Scan the records for the word "разработке". Copy each line that includes it.

(Data entries)
+---+

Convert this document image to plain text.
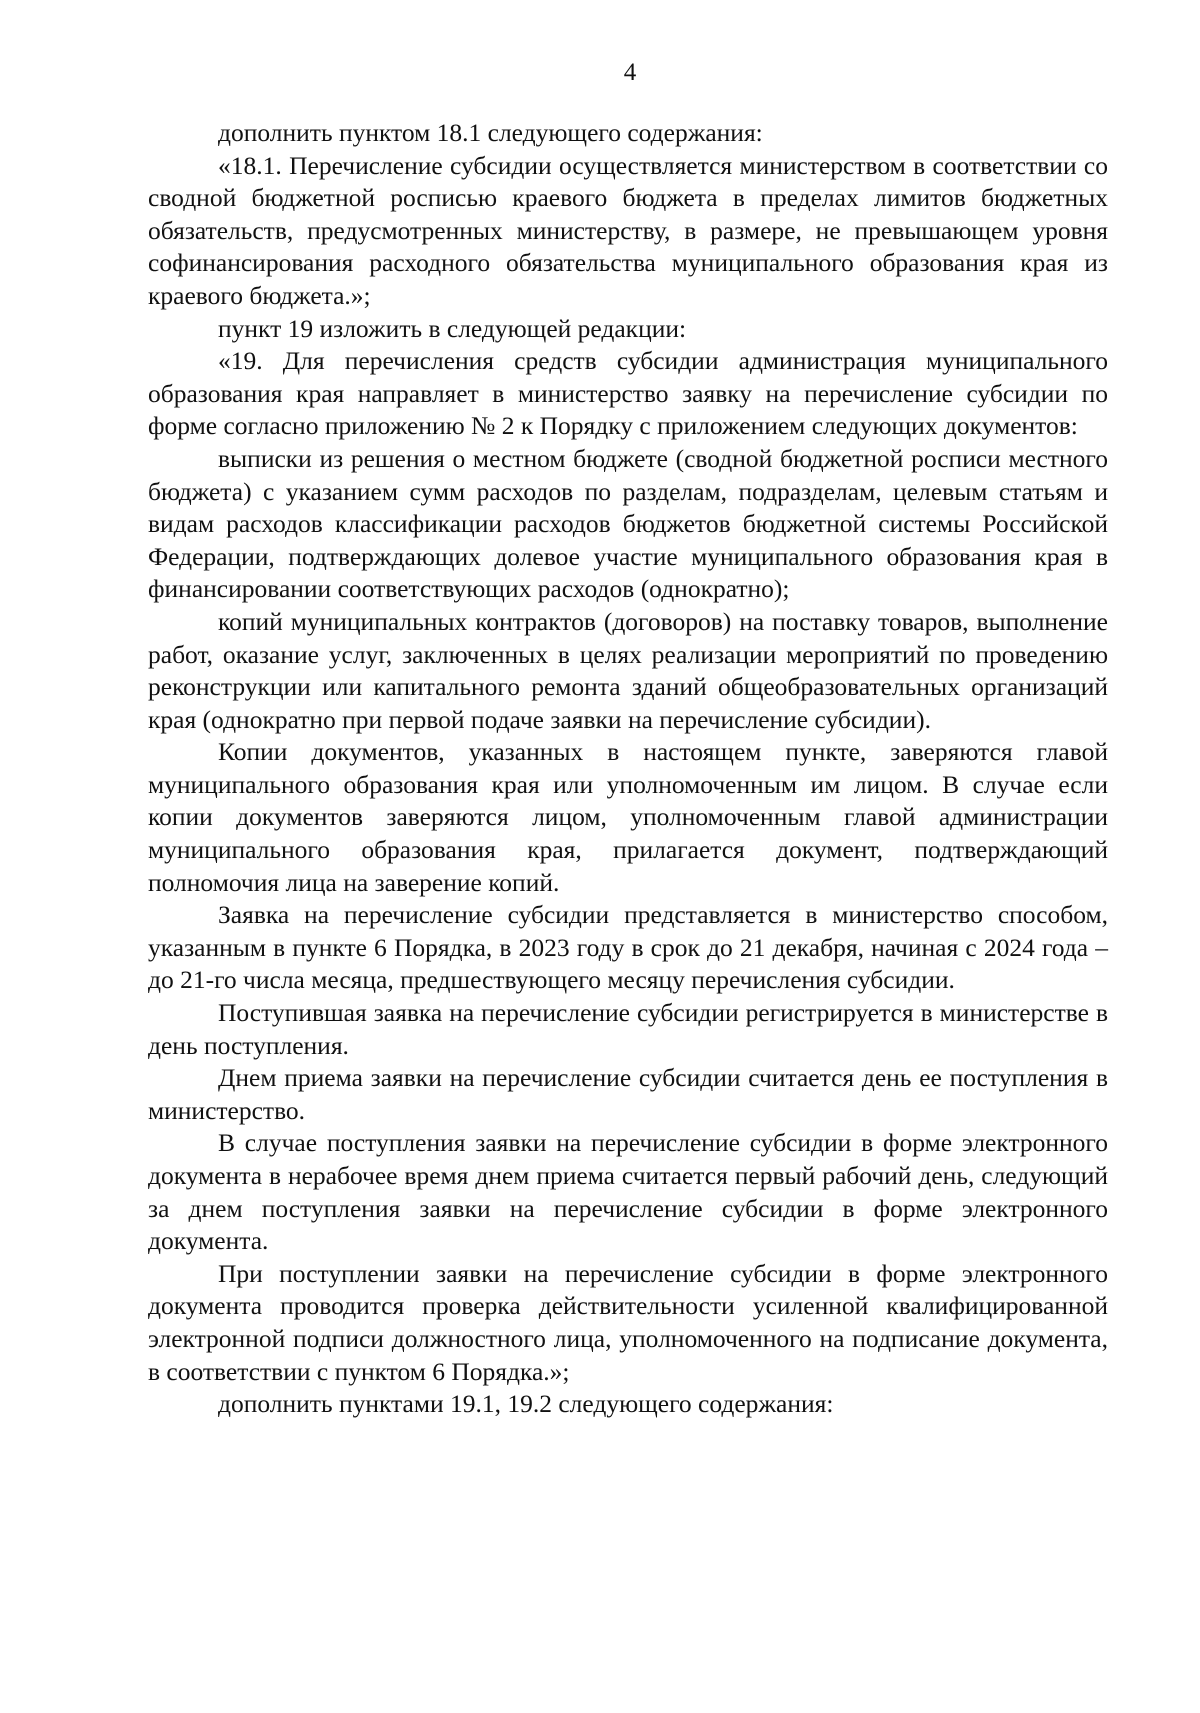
4

дополнить пунктом 18.1 следующего содержания:

«18.1. Перечисление субсидии осуществляется министерством в соответствии со сводной бюджетной росписью краевого бюджета в пределах лимитов бюджетных обязательств, предусмотренных министерству, в размере, не превышающем уровня софинансирования расходного обязательства муниципального образования края из краевого бюджета.»;

пункт 19 изложить в следующей редакции:

«19. Для перечисления средств субсидии администрация муниципального образования края направляет в министерство заявку на перечисление субсидии по форме согласно приложению № 2 к Порядку с приложением следующих документов:

выписки из решения о местном бюджете (сводной бюджетной росписи местного бюджета) с указанием сумм расходов по разделам, подразделам, целевым статьям и видам расходов классификации расходов бюджетов бюджетной системы Российской Федерации, подтверждающих долевое участие муниципального образования края в финансировании соответствующих расходов (однократно);

копий муниципальных контрактов (договоров) на поставку товаров, выполнение работ, оказание услуг, заключенных в целях реализации мероприятий по проведению реконструкции или капитального ремонта зданий общеобразовательных организаций края (однократно при первой подаче заявки на перечисление субсидии).

Копии документов, указанных в настоящем пункте, заверяются главой муниципального образования края или уполномоченным им лицом. В случае если копии документов заверяются лицом, уполномоченным главой администрации муниципального образования края, прилагается документ, подтверждающий полномочия лица на заверение копий.

Заявка на перечисление субсидии представляется в министерство способом, указанным в пункте 6 Порядка, в 2023 году в срок до 21 декабря, начиная с 2024 года – до 21-го числа месяца, предшествующего месяцу перечисления субсидии.

Поступившая заявка на перечисление субсидии регистрируется в министерстве в день поступления.

Днем приема заявки на перечисление субсидии считается день ее поступления в министерство.

В случае поступления заявки на перечисление субсидии в форме электронного документа в нерабочее время днем приема считается первый рабочий день, следующий за днем поступления заявки на перечисление субсидии в форме электронного документа.

При поступлении заявки на перечисление субсидии в форме электронного документа проводится проверка действительности усиленной квалифицированной электронной подписи должностного лица, уполномоченного на подписание документа, в соответствии с пунктом 6 Порядка.»;

дополнить пунктами 19.1, 19.2 следующего содержания:
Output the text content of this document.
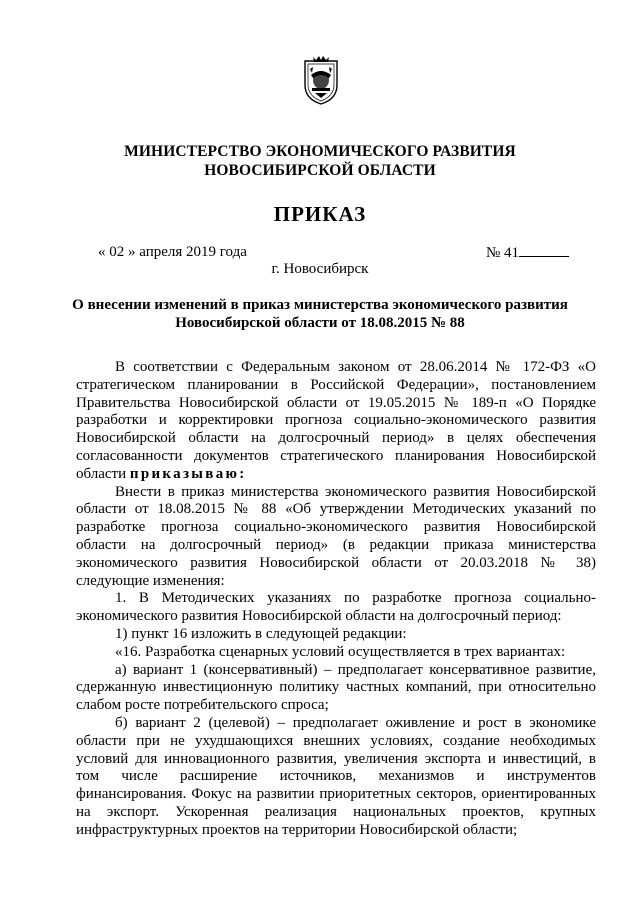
МИНИСТЕРСТВО ЭКОНОМИЧЕСКОГО РАЗВИТИЯ
НОВОСИБИРСКОЙ ОБЛАСТИ
ПРИКАЗ
« 02 » апреля 2019 года	№ 41
г. Новосибирск
О внесении изменений в приказ министерства экономического развития
Новосибирской области от 18.08.2015 № 88

В соответствии с Федеральным законом от 28.06.2014 № 172-ФЗ «О стратегическом планировании в Российской Федерации», постановлением Правительства Новосибирской области от 19.05.2015 № 189-п «О Порядке разработки и корректировки прогноза социально-экономического развития Новосибирской области на долгосрочный период» в целях обеспечения согласованности документов стратегического планирования Новосибирской области приказываю:

Внести в приказ министерства экономического развития Новосибирской области от 18.08.2015 № 88 «Об утверждении Методических указаний по разработке прогноза социально-экономического развития Новосибирской области на долгосрочный период» (в редакции приказа министерства экономического развития Новосибирской области от 20.03.2018 № 38) следующие изменения:

1. В Методических указаниях по разработке прогноза социально-экономического развития Новосибирской области на долгосрочный период:

1) пункт 16 изложить в следующей редакции:

«16. Разработка сценарных условий осуществляется в трех вариантах:

а) вариант 1 (консервативный) – предполагает консервативное развитие, сдержанную инвестиционную политику частных компаний, при относительно слабом росте потребительского спроса;

б) вариант 2 (целевой) – предполагает оживление и рост в экономике области при не ухудшающихся внешних условиях, создание необходимых условий для инновационного развития, увеличения экспорта и инвестиций, в том числе расширение источников, механизмов и инструментов финансирования. Фокус на развитии приоритетных секторов, ориентированных на экспорт. Ускоренная реализация национальных проектов, крупных инфраструктурных проектов на территории Новосибирской области;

+---+

_CORRECT ANSWER_
Внести в приказ министерства экономического развития Новосибирской области от 18.08.2015 № 88 «Об утверждении Методических указаний по разработке прогноза социально-экономического развития Новосибирской области на долгосрочный период» (в редакции приказа министерства экономического развития Новосибирской области от 20.03.2018 № 38) следующие изменения:
1. В Методических указаниях по разработке прогноза социально-экономического развития Новосибирской области на долгосрочный период:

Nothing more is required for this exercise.